Write out all of the data exactly as it appears.
### Recorded data ###
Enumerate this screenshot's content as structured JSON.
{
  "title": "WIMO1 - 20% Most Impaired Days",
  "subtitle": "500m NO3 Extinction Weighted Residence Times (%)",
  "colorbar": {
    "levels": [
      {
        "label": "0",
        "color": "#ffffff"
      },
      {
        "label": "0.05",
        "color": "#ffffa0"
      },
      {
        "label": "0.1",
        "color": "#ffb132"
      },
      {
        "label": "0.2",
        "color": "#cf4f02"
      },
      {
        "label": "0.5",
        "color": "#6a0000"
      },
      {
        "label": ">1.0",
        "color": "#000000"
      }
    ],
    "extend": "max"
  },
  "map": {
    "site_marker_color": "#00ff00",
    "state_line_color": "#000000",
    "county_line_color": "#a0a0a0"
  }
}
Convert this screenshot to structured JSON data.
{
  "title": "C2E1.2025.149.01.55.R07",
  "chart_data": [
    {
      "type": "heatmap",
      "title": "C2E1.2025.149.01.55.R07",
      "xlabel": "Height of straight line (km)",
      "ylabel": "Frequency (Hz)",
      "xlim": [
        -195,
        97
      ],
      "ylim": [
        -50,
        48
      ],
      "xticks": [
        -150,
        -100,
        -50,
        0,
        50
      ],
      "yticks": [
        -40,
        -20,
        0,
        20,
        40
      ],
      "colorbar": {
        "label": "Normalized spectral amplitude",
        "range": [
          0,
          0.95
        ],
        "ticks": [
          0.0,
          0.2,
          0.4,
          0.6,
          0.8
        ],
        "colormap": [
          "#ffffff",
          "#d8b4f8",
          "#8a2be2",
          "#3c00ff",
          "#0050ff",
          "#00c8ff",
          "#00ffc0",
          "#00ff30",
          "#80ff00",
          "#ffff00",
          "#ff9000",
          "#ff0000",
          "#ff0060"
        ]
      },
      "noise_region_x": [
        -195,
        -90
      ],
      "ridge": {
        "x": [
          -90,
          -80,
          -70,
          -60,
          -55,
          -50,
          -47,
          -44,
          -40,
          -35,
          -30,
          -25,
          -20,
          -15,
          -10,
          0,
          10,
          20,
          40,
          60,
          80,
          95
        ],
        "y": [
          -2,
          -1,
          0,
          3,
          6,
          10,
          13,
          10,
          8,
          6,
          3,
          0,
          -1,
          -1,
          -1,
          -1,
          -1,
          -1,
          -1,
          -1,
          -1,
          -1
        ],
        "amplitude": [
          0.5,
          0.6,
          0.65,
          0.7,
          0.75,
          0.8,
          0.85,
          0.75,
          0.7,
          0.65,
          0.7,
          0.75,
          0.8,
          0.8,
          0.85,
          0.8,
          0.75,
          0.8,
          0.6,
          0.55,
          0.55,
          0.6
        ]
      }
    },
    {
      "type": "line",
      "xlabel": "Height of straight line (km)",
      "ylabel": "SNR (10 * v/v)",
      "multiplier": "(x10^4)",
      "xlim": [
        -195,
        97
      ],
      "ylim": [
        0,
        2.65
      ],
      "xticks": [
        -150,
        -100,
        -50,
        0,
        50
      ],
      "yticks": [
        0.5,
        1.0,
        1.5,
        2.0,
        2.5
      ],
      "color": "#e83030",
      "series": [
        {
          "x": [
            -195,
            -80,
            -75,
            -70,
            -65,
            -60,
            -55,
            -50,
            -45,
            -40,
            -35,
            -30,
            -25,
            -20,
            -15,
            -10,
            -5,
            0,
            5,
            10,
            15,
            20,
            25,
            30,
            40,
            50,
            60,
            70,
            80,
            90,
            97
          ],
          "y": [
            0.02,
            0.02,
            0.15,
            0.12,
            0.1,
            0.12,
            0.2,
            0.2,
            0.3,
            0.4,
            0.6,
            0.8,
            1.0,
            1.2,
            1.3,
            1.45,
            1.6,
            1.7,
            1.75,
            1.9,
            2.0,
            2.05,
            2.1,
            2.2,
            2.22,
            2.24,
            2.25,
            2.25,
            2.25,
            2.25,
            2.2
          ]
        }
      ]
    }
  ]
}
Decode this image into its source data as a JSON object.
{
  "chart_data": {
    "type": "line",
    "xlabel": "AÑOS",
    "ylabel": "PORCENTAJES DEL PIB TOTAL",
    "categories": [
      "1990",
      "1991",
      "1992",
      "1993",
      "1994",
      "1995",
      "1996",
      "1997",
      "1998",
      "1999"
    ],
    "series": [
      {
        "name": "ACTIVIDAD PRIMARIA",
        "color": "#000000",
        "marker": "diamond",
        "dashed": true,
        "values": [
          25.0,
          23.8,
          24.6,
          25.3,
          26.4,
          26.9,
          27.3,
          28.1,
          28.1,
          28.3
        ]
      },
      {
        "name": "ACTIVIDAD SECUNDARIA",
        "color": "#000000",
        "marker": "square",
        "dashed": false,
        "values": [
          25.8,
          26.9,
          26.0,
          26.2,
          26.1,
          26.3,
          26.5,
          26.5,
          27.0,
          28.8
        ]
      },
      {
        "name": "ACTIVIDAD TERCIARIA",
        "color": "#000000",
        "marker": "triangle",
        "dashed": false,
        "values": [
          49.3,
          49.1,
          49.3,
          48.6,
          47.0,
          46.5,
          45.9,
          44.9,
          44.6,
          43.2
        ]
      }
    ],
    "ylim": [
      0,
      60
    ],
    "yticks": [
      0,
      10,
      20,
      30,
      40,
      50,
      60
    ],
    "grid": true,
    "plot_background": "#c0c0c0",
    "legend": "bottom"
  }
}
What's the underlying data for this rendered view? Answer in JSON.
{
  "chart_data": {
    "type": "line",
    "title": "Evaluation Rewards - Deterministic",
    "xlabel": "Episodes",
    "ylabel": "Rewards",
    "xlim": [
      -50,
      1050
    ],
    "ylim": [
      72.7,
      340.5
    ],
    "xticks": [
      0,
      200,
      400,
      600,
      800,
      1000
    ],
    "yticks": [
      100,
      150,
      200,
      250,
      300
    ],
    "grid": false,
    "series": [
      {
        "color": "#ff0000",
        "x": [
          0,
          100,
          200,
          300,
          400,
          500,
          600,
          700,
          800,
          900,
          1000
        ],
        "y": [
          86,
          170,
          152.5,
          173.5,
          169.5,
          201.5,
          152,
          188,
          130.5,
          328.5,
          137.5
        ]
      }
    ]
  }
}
###
▶ **Solution to this task**
Enumerate this screenshot's content as structured JSON.
{
  "title": "WIMO1 - 20% Most Impaired Days",
  "subtitle": "500m NO3 Extinction Weighted Residence Times (%)",
  "colorbar": {
    "levels": [
      {
        "label": "0",
        "color": "#ffffff"
      },
      {
        "label": "0.05",
        "color": "#ffffa0"
      },
      {
        "label": "0.1",
        "color": "#ffb132"
      },
      {
        "label": "0.2",
        "color": "#cf4f02"
      },
      {
        "label": "0.5",
        "color": "#6a0000"
      },
      {
        "label": ">1.0",
        "color": "#000000"
      }
    ],
    "extend": "max"
  },
  "map": {
    "site_marker_color": "#00ff00",
    "state_line_color": "#000000",
    "county_line_color": "#a0a0a0"
  }
}
Convert this screenshot to structured JSON data.
{
  "title": "C2E1.2025.149.01.55.R07",
  "chart_data": [
    {
      "type": "heatmap",
      "title": "C2E1.2025.149.01.55.R07",
      "xlabel": "Height of straight line (km)",
      "ylabel": "Frequency (Hz)",
      "xlim": [
        -195,
        97
      ],
      "ylim": [
        -50,
        48
      ],
      "xticks": [
        -150,
        -100,
        -50,
        0,
        50
      ],
      "yticks": [
        -40,
        -20,
        0,
        20,
        40
      ],
      "colorbar": {
        "label": "Normalized spectral amplitude",
        "range": [
          0,
          0.95
        ],
        "ticks": [
          0.0,
          0.2,
          0.4,
          0.6,
          0.8
        ],
        "colormap": [
          "#ffffff",
          "#d8b4f8",
          "#8a2be2",
          "#3c00ff",
          "#0050ff",
          "#00c8ff",
          "#00ffc0",
          "#00ff30",
          "#80ff00",
          "#ffff00",
          "#ff9000",
          "#ff0000",
          "#ff0060"
        ]
      },
      "noise_region_x": [
        -195,
        -90
      ],
      "ridge": {
        "x": [
          -90,
          -80,
          -70,
          -60,
          -55,
          -50,
          -47,
          -44,
          -40,
          -35,
          -30,
          -25,
          -20,
          -15,
          -10,
          0,
          10,
          20,
          40,
          60,
          80,
          95
        ],
        "y": [
          -2,
          -1,
          0,
          3,
          6,
          10,
          13,
          10,
          8,
          6,
          3,
          0,
          -1,
          -1,
          -1,
          -1,
          -1,
          -1,
          -1,
          -1,
          -1,
          -1
        ],
        "amplitude": [
          0.5,
          0.6,
          0.65,
          0.7,
          0.75,
          0.8,
          0.85,
          0.75,
          0.7,
          0.65,
          0.7,
          0.75,
          0.8,
          0.8,
          0.85,
          0.8,
          0.75,
          0.8,
          0.6,
          0.55,
          0.55,
          0.6
        ]
      }
    },
    {
      "type": "line",
      "xlabel": "Height of straight line (km)",
      "ylabel": "SNR (10 * v/v)",
      "multiplier": "(x10^4)",
      "xlim": [
        -195,
        97
      ],
      "ylim": [
        0,
        2.65
      ],
      "xticks": [
        -150,
        -100,
        -50,
        0,
        50
      ],
      "yticks": [
        0.5,
        1.0,
        1.5,
        2.0,
        2.5
      ],
      "color": "#e83030",
      "series": [
        {
          "x": [
            -195,
            -80,
            -75,
            -70,
            -65,
            -60,
            -55,
            -50,
            -45,
            -40,
            -35,
            -30,
            -25,
            -20,
            -15,
            -10,
            -5,
            0,
            5,
            10,
            15,
            20,
            25,
            30,
            40,
            50,
            60,
            70,
            80,
            90,
            97
          ],
          "y": [
            0.02,
            0.02,
            0.15,
            0.12,
            0.1,
            0.12,
            0.2,
            0.2,
            0.3,
            0.4,
            0.6,
            0.8,
            1.0,
            1.2,
            1.3,
            1.45,
            1.6,
            1.7,
            1.75,
            1.9,
            2.0,
            2.05,
            2.1,
            2.2,
            2.22,
            2.24,
            2.25,
            2.25,
            2.25,
            2.25,
            2.2
          ]
        }
      ]
    }
  ]
}
Decode this image into its source data as a JSON object.
{
  "chart_data": {
    "type": "line",
    "xlabel": "AÑOS",
    "ylabel": "PORCENTAJES DEL PIB TOTAL",
    "categories": [
      "1990",
      "1991",
      "1992",
      "1993",
      "1994",
      "1995",
      "1996",
      "1997",
      "1998",
      "1999"
    ],
    "series": [
      {
        "name": "ACTIVIDAD PRIMARIA",
        "color": "#000000",
        "marker": "diamond",
        "dashed": true,
        "values": [
          25.0,
          23.8,
          24.6,
          25.3,
          26.4,
          26.9,
          27.3,
          28.1,
          28.1,
          28.3
        ]
      },
      {
        "name": "ACTIVIDAD SECUNDARIA",
        "color": "#000000",
        "marker": "square",
        "dashed": false,
        "values": [
          25.8,
          26.9,
          26.0,
          26.2,
          26.1,
          26.3,
          26.5,
          26.5,
          27.0,
          28.8
        ]
      },
      {
        "name": "ACTIVIDAD TERCIARIA",
        "color": "#000000",
        "marker": "triangle",
        "dashed": false,
        "values": [
          49.3,
          49.1,
          49.3,
          48.6,
          47.0,
          46.5,
          45.9,
          44.9,
          44.6,
          43.2
        ]
      }
    ],
    "ylim": [
      0,
      60
    ],
    "yticks": [
      0,
      10,
      20,
      30,
      40,
      50,
      60
    ],
    "grid": true,
    "plot_background": "#c0c0c0",
    "legend": "bottom"
  }
}
What's the underlying data for this rendered view? Answer in JSON.
{
  "chart_data": {
    "type": "line",
    "title": "Evaluation Rewards - Deterministic",
    "xlabel": "Episodes",
    "ylabel": "Rewards",
    "xlim": [
      -50,
      1050
    ],
    "ylim": [
      72.7,
      340.5
    ],
    "xticks": [
      0,
      200,
      400,
      600,
      800,
      1000
    ],
    "yticks": [
      100,
      150,
      200,
      250,
      300
    ],
    "grid": false,
    "series": [
      {
        "color": "#ff0000",
        "x": [
          0,
          100,
          200,
          300,
          400,
          500,
          600,
          700,
          800,
          900,
          1000
        ],
        "y": [
          86,
          170,
          152.5,
          173.5,
          169.5,
          201.5,
          152,
          188,
          130.5,
          328.5,
          137.5
        ]
      }
    ]
  }
}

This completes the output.